## WHAT YOU SHOULD DO
Search the records for "accent" and copy each line that holds it.

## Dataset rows
*-*-*

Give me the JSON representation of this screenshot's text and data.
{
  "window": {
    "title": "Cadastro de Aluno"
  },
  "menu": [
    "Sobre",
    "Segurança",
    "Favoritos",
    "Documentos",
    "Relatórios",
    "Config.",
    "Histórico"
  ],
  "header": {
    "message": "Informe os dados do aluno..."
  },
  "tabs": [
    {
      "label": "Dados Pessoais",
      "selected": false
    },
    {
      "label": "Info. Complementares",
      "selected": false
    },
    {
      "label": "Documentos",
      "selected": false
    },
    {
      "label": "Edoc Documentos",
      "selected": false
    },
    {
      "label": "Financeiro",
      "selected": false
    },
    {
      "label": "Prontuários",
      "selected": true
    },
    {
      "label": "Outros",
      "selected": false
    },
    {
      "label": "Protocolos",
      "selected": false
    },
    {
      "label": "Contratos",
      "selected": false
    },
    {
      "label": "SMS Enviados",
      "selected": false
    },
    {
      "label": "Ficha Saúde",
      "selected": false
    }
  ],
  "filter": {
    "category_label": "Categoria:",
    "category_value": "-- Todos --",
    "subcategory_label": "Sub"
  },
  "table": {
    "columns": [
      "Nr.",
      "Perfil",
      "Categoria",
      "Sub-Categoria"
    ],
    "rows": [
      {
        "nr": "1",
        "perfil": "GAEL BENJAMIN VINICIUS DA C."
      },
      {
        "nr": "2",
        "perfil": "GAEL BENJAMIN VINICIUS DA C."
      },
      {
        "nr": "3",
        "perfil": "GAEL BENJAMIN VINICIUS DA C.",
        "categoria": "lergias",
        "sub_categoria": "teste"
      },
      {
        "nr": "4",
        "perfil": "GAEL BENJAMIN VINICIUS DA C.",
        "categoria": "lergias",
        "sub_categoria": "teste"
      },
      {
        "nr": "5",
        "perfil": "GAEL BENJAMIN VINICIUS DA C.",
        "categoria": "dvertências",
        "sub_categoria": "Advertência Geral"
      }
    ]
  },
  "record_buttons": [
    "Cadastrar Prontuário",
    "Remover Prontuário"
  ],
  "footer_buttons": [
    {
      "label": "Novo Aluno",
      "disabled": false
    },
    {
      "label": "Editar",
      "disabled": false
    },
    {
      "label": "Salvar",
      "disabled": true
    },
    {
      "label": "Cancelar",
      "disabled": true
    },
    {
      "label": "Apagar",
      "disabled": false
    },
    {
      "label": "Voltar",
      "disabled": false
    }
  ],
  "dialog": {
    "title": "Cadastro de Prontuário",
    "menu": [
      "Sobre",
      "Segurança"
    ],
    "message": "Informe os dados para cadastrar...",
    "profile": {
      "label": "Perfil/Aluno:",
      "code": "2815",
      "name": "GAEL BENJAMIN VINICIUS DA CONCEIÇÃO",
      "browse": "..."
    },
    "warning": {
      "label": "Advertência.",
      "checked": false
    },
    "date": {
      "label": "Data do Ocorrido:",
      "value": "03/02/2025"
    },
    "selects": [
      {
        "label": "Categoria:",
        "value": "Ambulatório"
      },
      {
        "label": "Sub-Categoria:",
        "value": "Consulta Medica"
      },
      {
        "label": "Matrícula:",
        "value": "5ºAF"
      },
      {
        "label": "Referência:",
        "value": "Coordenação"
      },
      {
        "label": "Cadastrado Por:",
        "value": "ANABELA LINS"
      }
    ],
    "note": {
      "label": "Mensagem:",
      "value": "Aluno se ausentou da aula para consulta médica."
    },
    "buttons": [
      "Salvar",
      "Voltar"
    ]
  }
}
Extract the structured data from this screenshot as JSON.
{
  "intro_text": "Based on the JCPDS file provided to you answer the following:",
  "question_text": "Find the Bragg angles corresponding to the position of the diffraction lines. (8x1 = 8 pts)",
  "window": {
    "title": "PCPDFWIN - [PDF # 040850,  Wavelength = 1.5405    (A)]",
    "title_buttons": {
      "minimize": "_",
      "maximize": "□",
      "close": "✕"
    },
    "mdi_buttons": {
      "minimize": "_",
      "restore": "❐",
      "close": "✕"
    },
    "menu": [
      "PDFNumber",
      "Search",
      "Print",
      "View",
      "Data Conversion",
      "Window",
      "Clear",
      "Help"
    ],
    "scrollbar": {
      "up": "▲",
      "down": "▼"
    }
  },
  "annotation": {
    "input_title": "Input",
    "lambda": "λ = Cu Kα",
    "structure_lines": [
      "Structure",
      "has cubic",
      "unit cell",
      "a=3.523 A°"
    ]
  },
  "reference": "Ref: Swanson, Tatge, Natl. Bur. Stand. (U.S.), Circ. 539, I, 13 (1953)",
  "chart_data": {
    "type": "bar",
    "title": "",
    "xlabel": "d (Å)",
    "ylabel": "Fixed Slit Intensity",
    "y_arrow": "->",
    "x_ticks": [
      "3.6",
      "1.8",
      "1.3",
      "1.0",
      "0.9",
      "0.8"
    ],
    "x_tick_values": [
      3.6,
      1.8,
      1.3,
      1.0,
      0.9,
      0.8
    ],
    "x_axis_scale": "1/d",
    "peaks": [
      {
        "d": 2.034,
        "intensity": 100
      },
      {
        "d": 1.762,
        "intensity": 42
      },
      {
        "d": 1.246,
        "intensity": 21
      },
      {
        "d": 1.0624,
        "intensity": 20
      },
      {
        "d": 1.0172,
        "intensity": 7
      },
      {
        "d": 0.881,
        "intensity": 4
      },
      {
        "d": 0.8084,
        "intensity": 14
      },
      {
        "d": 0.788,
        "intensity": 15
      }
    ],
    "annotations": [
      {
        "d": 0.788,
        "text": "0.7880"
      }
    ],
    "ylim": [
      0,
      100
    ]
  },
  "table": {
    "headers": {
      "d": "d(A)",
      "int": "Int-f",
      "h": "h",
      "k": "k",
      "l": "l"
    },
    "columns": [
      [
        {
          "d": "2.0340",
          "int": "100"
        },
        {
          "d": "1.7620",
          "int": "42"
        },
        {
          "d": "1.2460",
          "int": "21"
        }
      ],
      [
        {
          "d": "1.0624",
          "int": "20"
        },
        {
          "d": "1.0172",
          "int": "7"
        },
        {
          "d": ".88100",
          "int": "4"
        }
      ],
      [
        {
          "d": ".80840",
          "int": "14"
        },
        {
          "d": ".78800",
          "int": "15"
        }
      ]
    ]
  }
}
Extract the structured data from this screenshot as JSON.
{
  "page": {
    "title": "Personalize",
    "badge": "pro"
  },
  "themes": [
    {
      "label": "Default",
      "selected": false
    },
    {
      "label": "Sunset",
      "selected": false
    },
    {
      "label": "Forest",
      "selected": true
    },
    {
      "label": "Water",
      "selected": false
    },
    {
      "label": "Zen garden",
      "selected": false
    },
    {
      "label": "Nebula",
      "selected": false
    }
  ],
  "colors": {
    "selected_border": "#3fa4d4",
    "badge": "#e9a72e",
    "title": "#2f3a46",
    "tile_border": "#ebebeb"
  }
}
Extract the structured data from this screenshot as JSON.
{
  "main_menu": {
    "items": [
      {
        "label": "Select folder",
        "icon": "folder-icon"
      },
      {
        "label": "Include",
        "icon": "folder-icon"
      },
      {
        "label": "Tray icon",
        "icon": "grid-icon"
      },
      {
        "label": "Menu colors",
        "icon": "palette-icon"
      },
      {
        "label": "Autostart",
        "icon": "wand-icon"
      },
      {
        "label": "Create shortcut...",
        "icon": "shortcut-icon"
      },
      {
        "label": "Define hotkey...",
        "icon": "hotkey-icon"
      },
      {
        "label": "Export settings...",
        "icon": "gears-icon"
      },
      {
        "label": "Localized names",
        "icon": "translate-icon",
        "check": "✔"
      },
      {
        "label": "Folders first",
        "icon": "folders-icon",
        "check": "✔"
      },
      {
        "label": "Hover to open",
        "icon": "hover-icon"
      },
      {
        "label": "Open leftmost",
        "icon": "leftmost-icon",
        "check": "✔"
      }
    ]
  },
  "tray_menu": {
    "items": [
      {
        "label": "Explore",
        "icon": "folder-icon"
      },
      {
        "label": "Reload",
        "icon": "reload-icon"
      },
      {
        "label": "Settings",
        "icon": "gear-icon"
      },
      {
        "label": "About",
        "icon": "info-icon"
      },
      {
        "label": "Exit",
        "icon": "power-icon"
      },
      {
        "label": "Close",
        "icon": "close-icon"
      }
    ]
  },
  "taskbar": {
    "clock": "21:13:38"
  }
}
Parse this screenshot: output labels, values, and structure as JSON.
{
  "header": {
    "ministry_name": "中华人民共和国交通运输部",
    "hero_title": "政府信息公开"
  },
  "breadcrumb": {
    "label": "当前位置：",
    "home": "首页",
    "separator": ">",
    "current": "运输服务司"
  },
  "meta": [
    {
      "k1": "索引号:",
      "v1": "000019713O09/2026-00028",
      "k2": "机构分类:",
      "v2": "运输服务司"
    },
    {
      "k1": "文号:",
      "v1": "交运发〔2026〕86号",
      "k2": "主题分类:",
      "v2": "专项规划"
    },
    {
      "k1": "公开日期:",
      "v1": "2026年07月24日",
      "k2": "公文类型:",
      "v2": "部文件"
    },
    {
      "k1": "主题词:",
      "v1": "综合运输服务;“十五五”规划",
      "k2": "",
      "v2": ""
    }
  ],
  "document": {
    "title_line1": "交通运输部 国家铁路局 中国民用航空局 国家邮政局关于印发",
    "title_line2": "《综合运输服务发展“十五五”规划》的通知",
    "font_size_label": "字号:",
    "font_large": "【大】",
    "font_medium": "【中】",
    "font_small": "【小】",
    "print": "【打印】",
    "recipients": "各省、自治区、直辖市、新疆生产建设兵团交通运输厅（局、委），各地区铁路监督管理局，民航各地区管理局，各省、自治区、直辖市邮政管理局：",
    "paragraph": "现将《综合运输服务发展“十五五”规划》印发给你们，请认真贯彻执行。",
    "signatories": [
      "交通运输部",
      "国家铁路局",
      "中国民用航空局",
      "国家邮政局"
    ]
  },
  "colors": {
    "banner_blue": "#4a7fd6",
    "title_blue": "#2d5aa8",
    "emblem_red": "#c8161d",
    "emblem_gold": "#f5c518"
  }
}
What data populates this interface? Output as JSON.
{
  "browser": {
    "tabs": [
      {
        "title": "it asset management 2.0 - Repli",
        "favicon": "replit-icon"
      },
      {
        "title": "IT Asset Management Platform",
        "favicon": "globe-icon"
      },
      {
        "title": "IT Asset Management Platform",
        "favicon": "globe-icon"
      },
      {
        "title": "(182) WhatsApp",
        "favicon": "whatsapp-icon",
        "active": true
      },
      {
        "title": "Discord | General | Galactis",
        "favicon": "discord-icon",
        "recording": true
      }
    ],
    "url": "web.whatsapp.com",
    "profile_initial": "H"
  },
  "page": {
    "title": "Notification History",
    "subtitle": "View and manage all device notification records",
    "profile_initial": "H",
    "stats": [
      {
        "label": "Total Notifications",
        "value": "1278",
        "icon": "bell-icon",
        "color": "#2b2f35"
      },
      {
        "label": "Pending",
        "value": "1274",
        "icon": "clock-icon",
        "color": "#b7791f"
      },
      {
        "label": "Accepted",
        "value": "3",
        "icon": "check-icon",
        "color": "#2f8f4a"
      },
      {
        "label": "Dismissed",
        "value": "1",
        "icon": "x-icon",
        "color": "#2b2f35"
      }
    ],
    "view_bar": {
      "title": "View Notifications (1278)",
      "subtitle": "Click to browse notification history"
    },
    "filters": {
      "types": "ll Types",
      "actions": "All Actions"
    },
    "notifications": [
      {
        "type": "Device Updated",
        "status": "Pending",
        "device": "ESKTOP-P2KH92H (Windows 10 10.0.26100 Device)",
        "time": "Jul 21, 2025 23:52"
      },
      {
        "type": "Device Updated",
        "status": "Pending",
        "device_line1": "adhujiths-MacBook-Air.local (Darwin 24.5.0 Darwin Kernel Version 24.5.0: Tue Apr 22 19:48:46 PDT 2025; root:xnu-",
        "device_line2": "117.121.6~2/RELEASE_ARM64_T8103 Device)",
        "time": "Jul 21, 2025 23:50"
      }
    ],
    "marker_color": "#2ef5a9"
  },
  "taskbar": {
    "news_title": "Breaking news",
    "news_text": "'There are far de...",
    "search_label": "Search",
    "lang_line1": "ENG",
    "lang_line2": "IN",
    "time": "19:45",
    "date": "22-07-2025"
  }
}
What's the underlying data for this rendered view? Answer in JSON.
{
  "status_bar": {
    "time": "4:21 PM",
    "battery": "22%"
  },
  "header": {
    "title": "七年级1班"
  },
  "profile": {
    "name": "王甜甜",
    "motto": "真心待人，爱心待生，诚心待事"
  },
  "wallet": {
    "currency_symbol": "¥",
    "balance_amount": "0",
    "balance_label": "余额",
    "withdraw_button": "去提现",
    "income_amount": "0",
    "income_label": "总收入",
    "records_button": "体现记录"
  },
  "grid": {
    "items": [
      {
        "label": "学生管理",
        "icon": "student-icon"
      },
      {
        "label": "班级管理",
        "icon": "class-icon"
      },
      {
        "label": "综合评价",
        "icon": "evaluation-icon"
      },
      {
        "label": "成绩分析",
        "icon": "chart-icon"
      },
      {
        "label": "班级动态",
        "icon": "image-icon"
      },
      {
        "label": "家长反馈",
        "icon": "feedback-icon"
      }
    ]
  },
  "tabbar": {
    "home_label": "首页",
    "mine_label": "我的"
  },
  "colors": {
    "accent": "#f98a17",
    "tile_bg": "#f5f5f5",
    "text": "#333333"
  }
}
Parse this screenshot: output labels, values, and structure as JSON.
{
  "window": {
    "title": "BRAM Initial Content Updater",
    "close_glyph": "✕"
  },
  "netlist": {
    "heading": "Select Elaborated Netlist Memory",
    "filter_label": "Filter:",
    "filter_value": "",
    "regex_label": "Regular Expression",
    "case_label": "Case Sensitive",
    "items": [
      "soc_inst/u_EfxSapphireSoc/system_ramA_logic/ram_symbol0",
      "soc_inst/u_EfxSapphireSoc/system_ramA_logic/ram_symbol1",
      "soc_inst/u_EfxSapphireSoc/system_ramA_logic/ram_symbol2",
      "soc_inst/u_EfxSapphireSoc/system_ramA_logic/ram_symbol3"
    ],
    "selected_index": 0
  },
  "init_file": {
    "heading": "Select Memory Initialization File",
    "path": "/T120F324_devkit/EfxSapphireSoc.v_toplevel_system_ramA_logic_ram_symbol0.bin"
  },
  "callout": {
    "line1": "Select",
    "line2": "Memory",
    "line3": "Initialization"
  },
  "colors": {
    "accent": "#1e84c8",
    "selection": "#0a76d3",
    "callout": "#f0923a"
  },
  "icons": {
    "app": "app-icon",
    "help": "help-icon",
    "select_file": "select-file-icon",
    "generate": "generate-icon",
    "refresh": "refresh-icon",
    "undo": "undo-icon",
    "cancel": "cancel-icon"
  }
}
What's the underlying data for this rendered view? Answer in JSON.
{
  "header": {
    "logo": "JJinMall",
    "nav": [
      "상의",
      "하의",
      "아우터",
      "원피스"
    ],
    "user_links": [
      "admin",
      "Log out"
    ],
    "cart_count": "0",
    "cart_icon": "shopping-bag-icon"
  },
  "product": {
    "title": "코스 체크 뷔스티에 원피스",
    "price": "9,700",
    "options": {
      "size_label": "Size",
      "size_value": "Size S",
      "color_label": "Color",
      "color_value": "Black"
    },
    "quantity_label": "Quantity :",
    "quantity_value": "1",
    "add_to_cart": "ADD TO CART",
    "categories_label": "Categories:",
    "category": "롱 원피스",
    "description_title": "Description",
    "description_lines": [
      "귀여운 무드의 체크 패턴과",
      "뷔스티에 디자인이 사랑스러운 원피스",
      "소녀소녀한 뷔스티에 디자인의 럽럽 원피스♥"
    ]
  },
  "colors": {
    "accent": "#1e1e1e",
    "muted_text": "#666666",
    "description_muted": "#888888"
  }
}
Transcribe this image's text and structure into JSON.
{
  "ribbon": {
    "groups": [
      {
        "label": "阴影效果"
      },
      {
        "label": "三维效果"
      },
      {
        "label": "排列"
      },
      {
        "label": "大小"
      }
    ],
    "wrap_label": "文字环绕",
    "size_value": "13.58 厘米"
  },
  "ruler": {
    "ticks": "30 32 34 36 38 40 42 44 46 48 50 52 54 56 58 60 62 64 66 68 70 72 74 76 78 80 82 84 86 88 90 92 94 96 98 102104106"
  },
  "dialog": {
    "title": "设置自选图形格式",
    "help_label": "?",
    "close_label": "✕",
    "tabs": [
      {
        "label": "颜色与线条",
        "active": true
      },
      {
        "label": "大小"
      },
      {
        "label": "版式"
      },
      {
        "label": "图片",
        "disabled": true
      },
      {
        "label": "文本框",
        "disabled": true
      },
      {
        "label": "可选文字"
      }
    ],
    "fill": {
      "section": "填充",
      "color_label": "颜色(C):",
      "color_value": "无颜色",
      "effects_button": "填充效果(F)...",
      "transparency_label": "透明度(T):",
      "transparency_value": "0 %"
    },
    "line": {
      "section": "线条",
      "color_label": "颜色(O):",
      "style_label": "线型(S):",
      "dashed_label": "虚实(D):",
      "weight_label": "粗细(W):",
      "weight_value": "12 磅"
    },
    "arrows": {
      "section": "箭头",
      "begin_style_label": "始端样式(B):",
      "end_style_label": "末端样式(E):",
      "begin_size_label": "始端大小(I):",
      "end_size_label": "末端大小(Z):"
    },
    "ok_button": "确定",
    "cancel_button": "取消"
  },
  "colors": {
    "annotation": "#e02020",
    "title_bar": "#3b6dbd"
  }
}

*-*-*

## EXERCISE ANSWER
    "accent": "#f98a17",
    "accent": "#1e84c8",
    "accent": "#1e1e1e",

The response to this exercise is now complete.